(Items from a figure collection)
☆ ☆ ☆ ☆

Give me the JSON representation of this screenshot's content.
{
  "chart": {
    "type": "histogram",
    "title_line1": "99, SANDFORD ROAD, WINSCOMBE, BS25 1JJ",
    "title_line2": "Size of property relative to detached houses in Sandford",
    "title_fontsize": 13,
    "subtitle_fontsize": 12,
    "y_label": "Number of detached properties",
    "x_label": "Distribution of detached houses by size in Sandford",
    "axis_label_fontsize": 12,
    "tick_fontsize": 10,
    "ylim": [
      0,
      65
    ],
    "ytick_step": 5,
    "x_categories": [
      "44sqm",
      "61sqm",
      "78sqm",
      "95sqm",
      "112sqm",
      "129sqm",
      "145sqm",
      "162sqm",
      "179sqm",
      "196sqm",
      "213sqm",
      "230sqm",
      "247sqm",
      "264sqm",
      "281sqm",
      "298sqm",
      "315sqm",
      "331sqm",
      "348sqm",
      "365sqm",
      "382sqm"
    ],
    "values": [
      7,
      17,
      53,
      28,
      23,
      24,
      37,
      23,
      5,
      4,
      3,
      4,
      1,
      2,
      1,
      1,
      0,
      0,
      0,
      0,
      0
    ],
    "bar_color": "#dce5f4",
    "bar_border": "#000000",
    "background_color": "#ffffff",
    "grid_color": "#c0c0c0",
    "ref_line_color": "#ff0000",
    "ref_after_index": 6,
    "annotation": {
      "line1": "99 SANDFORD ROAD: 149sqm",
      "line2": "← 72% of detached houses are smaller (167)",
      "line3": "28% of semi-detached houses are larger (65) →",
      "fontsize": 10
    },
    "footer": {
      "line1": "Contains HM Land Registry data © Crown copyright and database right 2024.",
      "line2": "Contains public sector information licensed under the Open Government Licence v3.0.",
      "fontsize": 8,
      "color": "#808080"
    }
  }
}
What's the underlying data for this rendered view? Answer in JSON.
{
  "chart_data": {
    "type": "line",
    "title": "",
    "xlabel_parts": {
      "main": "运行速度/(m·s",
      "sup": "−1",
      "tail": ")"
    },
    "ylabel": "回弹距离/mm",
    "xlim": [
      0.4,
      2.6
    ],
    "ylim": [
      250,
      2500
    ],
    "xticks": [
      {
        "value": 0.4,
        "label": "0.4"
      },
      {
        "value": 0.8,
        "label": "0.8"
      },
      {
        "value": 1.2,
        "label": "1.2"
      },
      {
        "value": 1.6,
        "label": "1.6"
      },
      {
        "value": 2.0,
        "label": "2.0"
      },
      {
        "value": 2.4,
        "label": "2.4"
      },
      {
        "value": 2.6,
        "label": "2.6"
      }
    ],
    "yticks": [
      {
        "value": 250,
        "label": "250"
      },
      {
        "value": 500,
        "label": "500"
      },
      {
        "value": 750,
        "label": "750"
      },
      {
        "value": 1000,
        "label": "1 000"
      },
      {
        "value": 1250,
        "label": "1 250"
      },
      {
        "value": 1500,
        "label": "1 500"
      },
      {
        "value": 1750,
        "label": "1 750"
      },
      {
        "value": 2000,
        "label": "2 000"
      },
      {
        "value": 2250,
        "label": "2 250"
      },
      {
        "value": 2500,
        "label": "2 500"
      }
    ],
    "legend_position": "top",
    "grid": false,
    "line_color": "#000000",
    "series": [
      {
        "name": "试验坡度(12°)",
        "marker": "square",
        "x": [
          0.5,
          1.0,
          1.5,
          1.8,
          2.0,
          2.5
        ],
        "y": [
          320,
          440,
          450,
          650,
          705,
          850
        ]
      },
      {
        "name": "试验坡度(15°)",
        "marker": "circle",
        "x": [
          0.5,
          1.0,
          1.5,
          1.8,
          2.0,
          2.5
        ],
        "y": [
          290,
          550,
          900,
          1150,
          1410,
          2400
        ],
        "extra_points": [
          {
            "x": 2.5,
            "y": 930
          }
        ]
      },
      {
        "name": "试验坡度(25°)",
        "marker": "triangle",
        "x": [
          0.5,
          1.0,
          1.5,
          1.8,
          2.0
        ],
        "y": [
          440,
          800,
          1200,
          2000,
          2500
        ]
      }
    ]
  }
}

☆ ☆ ☆ ☆

→ Goal of the exercise: What is needed here is an exact reproduction of all the entries.

→ Written response:
Give me the JSON representation of this screenshot's content.
{
  "chart": {
    "type": "histogram",
    "title_line1": "99, SANDFORD ROAD, WINSCOMBE, BS25 1JJ",
    "title_line2": "Size of property relative to detached houses in Sandford",
    "title_fontsize": 13,
    "subtitle_fontsize": 12,
    "y_label": "Number of detached properties",
    "x_label": "Distribution of detached houses by size in Sandford",
    "axis_label_fontsize": 12,
    "tick_fontsize": 10,
    "ylim": [
      0,
      65
    ],
    "ytick_step": 5,
    "x_categories": [
      "44sqm",
      "61sqm",
      "78sqm",
      "95sqm",
      "112sqm",
      "129sqm",
      "145sqm",
      "162sqm",
      "179sqm",
      "196sqm",
      "213sqm",
      "230sqm",
      "247sqm",
      "264sqm",
      "281sqm",
      "298sqm",
      "315sqm",
      "331sqm",
      "348sqm",
      "365sqm",
      "382sqm"
    ],
    "values": [
      7,
      17,
      53,
      28,
      23,
      24,
      37,
      23,
      5,
      4,
      3,
      4,
      1,
      2,
      1,
      1,
      0,
      0,
      0,
      0,
      0
    ],
    "bar_color": "#dce5f4",
    "bar_border": "#000000",
    "background_color": "#ffffff",
    "grid_color": "#c0c0c0",
    "ref_line_color": "#ff0000",
    "ref_after_index": 6,
    "annotation": {
      "line1": "99 SANDFORD ROAD: 149sqm",
      "line2": "← 72% of detached houses are smaller (167)",
      "line3": "28% of semi-detached houses are larger (65) →",
      "fontsize": 10
    },
    "footer": {
      "line1": "Contains HM Land Registry data © Crown copyright and database right 2024.",
      "line2": "Contains public sector information licensed under the Open Government Licence v3.0.",
      "fontsize": 8,
      "color": "#808080"
    }
  }
}
What's the underlying data for this rendered view? Answer in JSON.
{
  "chart_data": {
    "type": "line",
    "title": "",
    "xlabel_parts": {
      "main": "运行速度/(m·s",
      "sup": "−1",
      "tail": ")"
    },
    "ylabel": "回弹距离/mm",
    "xlim": [
      0.4,
      2.6
    ],
    "ylim": [
      250,
      2500
    ],
    "xticks": [
      {
        "value": 0.4,
        "label": "0.4"
      },
      {
        "value": 0.8,
        "label": "0.8"
      },
      {
        "value": 1.2,
        "label": "1.2"
      },
      {
        "value": 1.6,
        "label": "1.6"
      },
      {
        "value": 2.0,
        "label": "2.0"
      },
      {
        "value": 2.4,
        "label": "2.4"
      },
      {
        "value": 2.6,
        "label": "2.6"
      }
    ],
    "yticks": [
      {
        "value": 250,
        "label": "250"
      },
      {
        "value": 500,
        "label": "500"
      },
      {
        "value": 750,
        "label": "750"
      },
      {
        "value": 1000,
        "label": "1 000"
      },
      {
        "value": 1250,
        "label": "1 250"
      },
      {
        "value": 1500,
        "label": "1 500"
      },
      {
        "value": 1750,
        "label": "1 750"
      },
      {
        "value": 2000,
        "label": "2 000"
      },
      {
        "value": 2250,
        "label": "2 250"
      },
      {
        "value": 2500,
        "label": "2 500"
      }
    ],
    "legend_position": "top",
    "grid": false,
    "line_color": "#000000",
    "series": [
      {
        "name": "试验坡度(12°)",
        "marker": "square",
        "x": [
          0.5,
          1.0,
          1.5,
          1.8,
          2.0,
          2.5
        ],
        "y": [
          320,
          440,
          450,
          650,
          705,
          850
        ]
      },
      {
        "name": "试验坡度(15°)",
        "marker": "circle",
        "x": [
          0.5,
          1.0,
          1.5,
          1.8,
          2.0,
          2.5
        ],
        "y": [
          290,
          550,
          900,
          1150,
          1410,
          2400
        ],
        "extra_points": [
          {
            "x": 2.5,
            "y": 930
          }
        ]
      },
      {
        "name": "试验坡度(25°)",
        "marker": "triangle",
        "x": [
          0.5,
          1.0,
          1.5,
          1.8,
          2.0
        ],
        "y": [
          440,
          800,
          1200,
          2000,
          2500
        ]
      }
    ]
  }
}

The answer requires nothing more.